Data records
— start —
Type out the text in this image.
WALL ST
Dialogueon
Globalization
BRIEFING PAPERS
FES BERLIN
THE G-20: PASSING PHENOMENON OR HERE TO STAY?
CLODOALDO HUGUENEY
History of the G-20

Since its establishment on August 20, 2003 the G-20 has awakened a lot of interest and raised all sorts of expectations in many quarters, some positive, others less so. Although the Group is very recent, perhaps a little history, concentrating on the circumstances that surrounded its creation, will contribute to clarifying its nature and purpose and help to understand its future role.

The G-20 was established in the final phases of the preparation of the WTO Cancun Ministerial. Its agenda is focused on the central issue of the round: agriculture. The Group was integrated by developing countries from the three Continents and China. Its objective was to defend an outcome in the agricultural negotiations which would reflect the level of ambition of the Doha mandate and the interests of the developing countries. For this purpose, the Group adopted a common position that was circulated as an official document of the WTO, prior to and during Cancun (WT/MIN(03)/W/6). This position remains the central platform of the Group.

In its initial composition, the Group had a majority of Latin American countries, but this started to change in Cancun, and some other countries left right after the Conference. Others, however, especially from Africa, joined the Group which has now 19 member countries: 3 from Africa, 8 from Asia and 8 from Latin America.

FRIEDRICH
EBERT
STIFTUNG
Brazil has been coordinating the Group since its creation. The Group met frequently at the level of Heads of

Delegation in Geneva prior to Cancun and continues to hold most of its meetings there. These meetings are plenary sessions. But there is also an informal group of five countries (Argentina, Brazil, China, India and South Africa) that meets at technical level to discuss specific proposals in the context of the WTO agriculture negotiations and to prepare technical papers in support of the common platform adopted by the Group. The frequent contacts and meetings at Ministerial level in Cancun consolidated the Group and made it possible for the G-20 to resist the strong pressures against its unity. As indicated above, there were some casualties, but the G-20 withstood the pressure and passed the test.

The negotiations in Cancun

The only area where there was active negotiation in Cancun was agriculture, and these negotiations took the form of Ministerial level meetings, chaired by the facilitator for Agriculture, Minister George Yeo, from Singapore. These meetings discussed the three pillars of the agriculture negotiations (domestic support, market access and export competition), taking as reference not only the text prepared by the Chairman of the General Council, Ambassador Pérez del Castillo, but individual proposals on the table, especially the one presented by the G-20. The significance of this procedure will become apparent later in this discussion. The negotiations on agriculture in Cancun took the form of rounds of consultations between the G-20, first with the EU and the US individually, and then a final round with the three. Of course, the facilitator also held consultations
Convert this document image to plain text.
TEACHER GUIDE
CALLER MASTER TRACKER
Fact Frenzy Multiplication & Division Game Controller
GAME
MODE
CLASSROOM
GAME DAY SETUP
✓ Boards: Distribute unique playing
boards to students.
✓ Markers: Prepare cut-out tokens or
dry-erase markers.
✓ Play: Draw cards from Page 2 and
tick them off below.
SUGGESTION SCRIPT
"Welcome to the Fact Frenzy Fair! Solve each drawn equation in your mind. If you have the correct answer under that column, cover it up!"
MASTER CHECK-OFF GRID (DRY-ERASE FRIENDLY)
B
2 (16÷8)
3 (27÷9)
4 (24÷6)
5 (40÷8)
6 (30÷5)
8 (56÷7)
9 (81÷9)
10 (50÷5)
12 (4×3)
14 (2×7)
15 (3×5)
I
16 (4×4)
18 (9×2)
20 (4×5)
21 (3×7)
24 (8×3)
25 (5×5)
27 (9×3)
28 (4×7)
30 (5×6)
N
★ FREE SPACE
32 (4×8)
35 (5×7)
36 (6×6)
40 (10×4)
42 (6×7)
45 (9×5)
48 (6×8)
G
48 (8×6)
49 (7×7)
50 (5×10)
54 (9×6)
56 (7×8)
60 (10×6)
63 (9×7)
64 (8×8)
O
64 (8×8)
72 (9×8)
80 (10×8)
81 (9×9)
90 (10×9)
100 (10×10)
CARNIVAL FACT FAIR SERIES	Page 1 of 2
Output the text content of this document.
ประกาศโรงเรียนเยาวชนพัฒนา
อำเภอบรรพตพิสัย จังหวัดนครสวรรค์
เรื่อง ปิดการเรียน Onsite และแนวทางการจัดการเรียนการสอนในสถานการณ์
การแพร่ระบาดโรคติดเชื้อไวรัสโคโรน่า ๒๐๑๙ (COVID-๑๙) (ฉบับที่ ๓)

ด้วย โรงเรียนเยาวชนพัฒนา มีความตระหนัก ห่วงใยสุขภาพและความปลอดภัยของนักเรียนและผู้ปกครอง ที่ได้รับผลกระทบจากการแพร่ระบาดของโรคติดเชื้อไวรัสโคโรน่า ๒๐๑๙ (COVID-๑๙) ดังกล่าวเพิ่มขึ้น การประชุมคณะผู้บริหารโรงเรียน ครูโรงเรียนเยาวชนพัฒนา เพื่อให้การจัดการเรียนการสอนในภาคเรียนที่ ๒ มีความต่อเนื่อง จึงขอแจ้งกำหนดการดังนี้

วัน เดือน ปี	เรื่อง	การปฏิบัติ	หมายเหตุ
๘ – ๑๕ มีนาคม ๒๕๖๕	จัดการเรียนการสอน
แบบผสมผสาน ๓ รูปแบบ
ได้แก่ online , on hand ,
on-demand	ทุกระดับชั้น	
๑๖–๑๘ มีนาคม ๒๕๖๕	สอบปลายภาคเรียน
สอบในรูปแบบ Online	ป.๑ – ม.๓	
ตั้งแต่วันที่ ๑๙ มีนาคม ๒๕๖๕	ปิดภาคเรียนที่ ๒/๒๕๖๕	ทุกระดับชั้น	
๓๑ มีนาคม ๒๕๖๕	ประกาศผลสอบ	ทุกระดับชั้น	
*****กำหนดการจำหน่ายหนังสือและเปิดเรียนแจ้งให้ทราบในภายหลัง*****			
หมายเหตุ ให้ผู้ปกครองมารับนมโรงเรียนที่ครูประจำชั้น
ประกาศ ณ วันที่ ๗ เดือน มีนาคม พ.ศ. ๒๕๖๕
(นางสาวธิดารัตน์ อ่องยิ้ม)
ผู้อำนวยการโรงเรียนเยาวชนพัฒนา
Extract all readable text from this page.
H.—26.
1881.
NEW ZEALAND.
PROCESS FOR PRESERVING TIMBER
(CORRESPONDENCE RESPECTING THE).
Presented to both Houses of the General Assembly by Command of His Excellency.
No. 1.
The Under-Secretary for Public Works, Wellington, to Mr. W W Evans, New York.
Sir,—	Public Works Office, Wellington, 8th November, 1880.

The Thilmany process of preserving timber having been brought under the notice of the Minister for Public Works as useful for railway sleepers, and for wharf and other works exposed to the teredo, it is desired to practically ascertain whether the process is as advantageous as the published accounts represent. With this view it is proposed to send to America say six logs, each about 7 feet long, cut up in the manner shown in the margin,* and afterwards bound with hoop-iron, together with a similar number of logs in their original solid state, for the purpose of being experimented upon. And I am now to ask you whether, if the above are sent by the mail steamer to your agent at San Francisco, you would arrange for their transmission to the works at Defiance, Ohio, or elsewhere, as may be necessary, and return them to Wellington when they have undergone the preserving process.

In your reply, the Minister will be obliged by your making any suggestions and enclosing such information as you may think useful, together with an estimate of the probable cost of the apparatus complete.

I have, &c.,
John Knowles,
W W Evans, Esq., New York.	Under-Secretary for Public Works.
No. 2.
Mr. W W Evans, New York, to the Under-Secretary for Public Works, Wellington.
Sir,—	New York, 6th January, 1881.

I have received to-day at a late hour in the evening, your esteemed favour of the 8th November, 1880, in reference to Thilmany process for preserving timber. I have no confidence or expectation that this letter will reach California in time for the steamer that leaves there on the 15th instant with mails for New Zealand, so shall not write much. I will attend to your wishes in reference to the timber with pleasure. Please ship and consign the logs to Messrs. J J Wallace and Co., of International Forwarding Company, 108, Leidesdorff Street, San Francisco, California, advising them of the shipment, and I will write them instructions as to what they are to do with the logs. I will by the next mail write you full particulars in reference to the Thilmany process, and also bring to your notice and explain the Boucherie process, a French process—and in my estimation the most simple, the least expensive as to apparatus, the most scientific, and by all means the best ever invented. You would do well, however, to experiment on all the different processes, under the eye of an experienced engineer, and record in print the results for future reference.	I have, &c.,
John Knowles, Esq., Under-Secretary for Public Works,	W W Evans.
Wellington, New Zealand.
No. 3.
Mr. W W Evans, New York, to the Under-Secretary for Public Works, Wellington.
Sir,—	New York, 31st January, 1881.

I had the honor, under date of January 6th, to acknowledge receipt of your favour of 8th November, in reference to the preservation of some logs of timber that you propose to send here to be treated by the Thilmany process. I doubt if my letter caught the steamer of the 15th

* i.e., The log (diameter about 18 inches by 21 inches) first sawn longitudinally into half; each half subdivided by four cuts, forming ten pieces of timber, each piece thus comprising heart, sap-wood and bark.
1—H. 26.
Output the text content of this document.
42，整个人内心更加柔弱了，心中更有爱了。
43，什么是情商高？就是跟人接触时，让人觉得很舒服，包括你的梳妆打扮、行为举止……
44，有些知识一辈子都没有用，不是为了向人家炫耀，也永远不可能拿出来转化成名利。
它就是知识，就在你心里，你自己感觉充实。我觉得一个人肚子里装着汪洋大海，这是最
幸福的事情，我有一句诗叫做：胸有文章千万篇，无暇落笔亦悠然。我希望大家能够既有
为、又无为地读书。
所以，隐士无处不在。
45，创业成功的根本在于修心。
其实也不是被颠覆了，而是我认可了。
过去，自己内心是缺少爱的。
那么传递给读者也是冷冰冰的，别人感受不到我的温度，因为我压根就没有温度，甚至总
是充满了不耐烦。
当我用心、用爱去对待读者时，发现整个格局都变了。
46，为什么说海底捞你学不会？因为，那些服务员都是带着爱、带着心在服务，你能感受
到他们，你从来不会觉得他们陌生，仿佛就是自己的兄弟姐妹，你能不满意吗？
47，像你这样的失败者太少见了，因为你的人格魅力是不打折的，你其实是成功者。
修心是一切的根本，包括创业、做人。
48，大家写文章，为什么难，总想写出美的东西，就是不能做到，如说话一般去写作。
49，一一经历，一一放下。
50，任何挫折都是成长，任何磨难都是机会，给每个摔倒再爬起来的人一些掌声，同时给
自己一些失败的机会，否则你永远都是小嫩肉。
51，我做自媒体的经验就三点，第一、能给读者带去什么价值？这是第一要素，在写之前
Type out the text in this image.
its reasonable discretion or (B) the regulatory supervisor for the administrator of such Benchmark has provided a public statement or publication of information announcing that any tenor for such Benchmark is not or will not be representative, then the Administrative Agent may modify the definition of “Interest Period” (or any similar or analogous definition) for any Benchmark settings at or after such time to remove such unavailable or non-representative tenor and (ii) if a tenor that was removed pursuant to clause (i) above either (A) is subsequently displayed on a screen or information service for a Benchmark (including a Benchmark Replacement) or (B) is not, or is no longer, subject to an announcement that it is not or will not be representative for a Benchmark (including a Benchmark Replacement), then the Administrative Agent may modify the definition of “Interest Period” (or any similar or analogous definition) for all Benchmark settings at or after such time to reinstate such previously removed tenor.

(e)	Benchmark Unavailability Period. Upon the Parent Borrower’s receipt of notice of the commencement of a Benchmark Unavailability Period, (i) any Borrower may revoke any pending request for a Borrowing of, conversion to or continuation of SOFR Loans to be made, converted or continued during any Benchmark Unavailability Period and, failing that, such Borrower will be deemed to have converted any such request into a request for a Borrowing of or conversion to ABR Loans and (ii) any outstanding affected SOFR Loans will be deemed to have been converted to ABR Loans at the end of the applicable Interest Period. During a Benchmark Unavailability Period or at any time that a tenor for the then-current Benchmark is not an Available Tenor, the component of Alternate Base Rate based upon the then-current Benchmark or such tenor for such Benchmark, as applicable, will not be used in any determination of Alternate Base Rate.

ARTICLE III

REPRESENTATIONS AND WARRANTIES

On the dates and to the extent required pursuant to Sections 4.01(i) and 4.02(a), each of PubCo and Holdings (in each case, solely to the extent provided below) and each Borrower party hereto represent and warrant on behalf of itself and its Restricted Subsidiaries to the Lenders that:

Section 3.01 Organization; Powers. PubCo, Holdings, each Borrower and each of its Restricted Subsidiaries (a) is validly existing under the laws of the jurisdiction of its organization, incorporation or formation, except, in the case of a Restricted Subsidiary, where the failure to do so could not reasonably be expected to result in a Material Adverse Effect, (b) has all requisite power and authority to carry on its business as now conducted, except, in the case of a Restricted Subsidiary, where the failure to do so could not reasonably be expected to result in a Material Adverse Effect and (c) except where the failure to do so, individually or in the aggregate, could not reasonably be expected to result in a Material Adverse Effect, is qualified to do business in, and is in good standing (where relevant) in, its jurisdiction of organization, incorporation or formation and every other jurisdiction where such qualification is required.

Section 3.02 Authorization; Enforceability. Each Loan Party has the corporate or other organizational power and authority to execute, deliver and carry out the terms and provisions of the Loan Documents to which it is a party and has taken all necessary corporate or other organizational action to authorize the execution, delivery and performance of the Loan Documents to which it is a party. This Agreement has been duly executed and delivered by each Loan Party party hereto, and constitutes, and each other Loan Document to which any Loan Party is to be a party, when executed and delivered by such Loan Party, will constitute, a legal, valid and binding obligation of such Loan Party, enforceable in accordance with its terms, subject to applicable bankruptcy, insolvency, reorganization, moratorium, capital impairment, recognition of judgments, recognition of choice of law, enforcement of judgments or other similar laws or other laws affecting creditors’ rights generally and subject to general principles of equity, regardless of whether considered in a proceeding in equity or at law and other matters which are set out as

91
— end —
Problem statement:
Collect each line containing the string "MASTER".

The response:
CALLER MASTER TRACKER
MASTER CHECK-OFF GRID (DRY-ERASE FRIENDLY)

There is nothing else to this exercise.